### [Dataset entries]

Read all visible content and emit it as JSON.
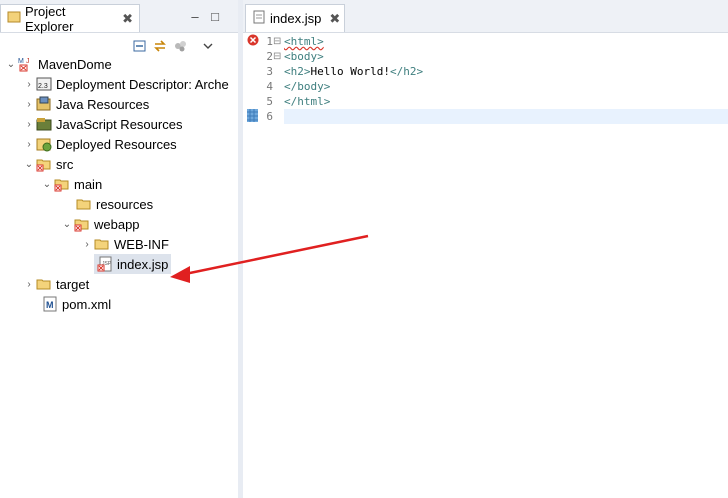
{
  "left_panel": {
    "tab_label": "Project Explorer",
    "tab_close": "✖",
    "toolbar": {
      "collapse_icon": "collapse-all-icon",
      "link_icon": "link-editor-icon",
      "focus_icon": "focus-icon",
      "menu_icon": "view-menu-icon",
      "minimize": "–",
      "maximize": "□"
    },
    "tree": [
      {
        "label": "MavenDome",
        "depth": 0,
        "twisty": "⌄",
        "icon": "maven-project-icon"
      },
      {
        "label": "Deployment Descriptor: Arche",
        "depth": 1,
        "twisty": "›",
        "icon": "deployment-descriptor-icon"
      },
      {
        "label": "Java Resources",
        "depth": 1,
        "twisty": "›",
        "icon": "java-resources-icon"
      },
      {
        "label": "JavaScript Resources",
        "depth": 1,
        "twisty": "›",
        "icon": "javascript-resources-icon"
      },
      {
        "label": "Deployed Resources",
        "depth": 1,
        "twisty": "›",
        "icon": "deployed-resources-icon"
      },
      {
        "label": "src",
        "depth": 1,
        "twisty": "⌄",
        "icon": "folder-error-icon"
      },
      {
        "label": "main",
        "depth": 2,
        "twisty": "⌄",
        "icon": "folder-error-icon"
      },
      {
        "label": "resources",
        "depth": 3,
        "twisty": "",
        "icon": "folder-icon"
      },
      {
        "label": "webapp",
        "depth": 3,
        "twisty": "⌄",
        "icon": "folder-error-icon"
      },
      {
        "label": "WEB-INF",
        "depth": 4,
        "twisty": "›",
        "icon": "folder-icon"
      },
      {
        "label": "index.jsp",
        "depth": 4,
        "twisty": "",
        "icon": "jsp-file-error-icon",
        "selected": true
      },
      {
        "label": "target",
        "depth": 1,
        "twisty": "›",
        "icon": "folder-icon"
      },
      {
        "label": "pom.xml",
        "depth": 1,
        "twisty": "",
        "icon": "maven-pom-icon"
      }
    ]
  },
  "editor": {
    "tab_label": "index.jsp",
    "tab_close": "✖",
    "lines": [
      {
        "num": "1",
        "fold": "⊟",
        "text": "<html>"
      },
      {
        "num": "2",
        "fold": "⊟",
        "text": "<body>"
      },
      {
        "num": "3",
        "fold": "",
        "open": "<h2>",
        "content": "Hello World!",
        "close": "</h2>"
      },
      {
        "num": "4",
        "fold": "",
        "text": "</body>"
      },
      {
        "num": "5",
        "fold": "",
        "text": "</html>"
      },
      {
        "num": "6",
        "fold": "",
        "text": ""
      }
    ]
  },
  "colors": {
    "tag": "#3f7f7f",
    "annotation_arrow": "#e02020",
    "error_marker": "#d9362b"
  }
}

### [Problem to solve]
Quote the data exactly, leaving every image out of the copy.

### [Right answer]
Read all visible content and emit it as JSON.
{
  "left_panel": {
    "tab_label": "Project Explorer",
    "tab_close": "✖",
    "toolbar": {
      "collapse_icon": "collapse-all-icon",
      "link_icon": "link-editor-icon",
      "focus_icon": "focus-icon",
      "menu_icon": "view-menu-icon",
      "minimize": "–",
      "maximize": "□"
    },
    "tree": [
      {
        "label": "MavenDome",
        "depth": 0,
        "twisty": "⌄",
        "icon": "maven-project-icon"
      },
      {
        "label": "Deployment Descriptor: Arche",
        "depth": 1,
        "twisty": "›",
        "icon": "deployment-descriptor-icon"
      },
      {
        "label": "Java Resources",
        "depth": 1,
        "twisty": "›",
        "icon": "java-resources-icon"
      },
      {
        "label": "JavaScript Resources",
        "depth": 1,
        "twisty": "›",
        "icon": "javascript-resources-icon"
      },
      {
        "label": "Deployed Resources",
        "depth": 1,
        "twisty": "›",
        "icon": "deployed-resources-icon"
      },
      {
        "label": "src",
        "depth": 1,
        "twisty": "⌄",
        "icon": "folder-error-icon"
      },
      {
        "label": "main",
        "depth": 2,
        "twisty": "⌄",
        "icon": "folder-error-icon"
      },
      {
        "label": "resources",
        "depth": 3,
        "twisty": "",
        "icon": "folder-icon"
      },
      {
        "label": "webapp",
        "depth": 3,
        "twisty": "⌄",
        "icon": "folder-error-icon"
      },
      {
        "label": "WEB-INF",
        "depth": 4,
        "twisty": "›",
        "icon": "folder-icon"
      },
      {
        "label": "index.jsp",
        "depth": 4,
        "twisty": "",
        "icon": "jsp-file-error-icon",
        "selected": true
      },
      {
        "label": "target",
        "depth": 1,
        "twisty": "›",
        "icon": "folder-icon"
      },
      {
        "label": "pom.xml",
        "depth": 1,
        "twisty": "",
        "icon": "maven-pom-icon"
      }
    ]
  },
  "editor": {
    "tab_label": "index.jsp",
    "tab_close": "✖",
    "lines": [
      {
        "num": "1",
        "fold": "⊟",
        "text": "<html>"
      },
      {
        "num": "2",
        "fold": "⊟",
        "text": "<body>"
      },
      {
        "num": "3",
        "fold": "",
        "open": "<h2>",
        "content": "Hello World!",
        "close": "</h2>"
      },
      {
        "num": "4",
        "fold": "",
        "text": "</body>"
      },
      {
        "num": "5",
        "fold": "",
        "text": "</html>"
      },
      {
        "num": "6",
        "fold": "",
        "text": ""
      }
    ]
  },
  "colors": {
    "tag": "#3f7f7f",
    "annotation_arrow": "#e02020",
    "error_marker": "#d9362b"
  }
}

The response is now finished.